List each line of the data that holds the string "JSON".

[start Material supplied]

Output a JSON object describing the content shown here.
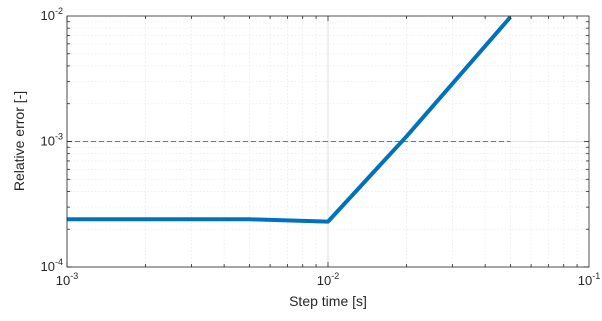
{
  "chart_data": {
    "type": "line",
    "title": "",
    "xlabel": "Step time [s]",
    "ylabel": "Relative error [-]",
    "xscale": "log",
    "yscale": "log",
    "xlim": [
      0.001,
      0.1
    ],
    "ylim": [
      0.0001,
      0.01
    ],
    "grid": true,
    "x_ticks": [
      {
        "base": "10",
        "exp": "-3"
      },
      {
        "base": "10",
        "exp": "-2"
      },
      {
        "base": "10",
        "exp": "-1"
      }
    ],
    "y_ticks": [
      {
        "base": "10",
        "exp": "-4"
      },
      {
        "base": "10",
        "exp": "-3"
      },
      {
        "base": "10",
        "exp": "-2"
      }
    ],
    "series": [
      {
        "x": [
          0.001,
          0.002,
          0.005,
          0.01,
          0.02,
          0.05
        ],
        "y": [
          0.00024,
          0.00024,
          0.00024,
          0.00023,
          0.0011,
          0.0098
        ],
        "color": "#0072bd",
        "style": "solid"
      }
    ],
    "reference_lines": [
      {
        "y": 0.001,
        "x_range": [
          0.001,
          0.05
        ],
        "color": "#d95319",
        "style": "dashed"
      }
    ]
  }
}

[end Material supplied]
[start Material supplied]

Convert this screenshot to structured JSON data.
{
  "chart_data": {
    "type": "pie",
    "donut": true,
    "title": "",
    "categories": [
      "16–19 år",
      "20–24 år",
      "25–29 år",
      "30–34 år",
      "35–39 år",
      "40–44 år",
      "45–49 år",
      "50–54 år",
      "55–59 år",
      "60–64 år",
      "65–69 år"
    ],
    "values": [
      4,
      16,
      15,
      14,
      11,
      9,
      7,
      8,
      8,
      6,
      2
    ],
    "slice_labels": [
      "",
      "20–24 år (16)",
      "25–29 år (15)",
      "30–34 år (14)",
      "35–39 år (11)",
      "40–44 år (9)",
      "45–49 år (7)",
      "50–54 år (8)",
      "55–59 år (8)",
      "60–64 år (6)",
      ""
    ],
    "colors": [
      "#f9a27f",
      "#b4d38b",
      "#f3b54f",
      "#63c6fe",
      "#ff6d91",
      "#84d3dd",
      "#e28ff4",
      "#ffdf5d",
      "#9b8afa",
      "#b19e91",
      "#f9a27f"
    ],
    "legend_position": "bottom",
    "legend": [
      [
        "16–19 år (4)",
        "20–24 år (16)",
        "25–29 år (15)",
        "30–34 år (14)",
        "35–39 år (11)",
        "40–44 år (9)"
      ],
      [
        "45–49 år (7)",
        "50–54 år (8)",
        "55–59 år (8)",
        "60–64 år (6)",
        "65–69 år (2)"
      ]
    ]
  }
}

[end Material supplied]

### Solution for this task
Output a JSON object describing the content shown here.
Convert this screenshot to structured JSON data.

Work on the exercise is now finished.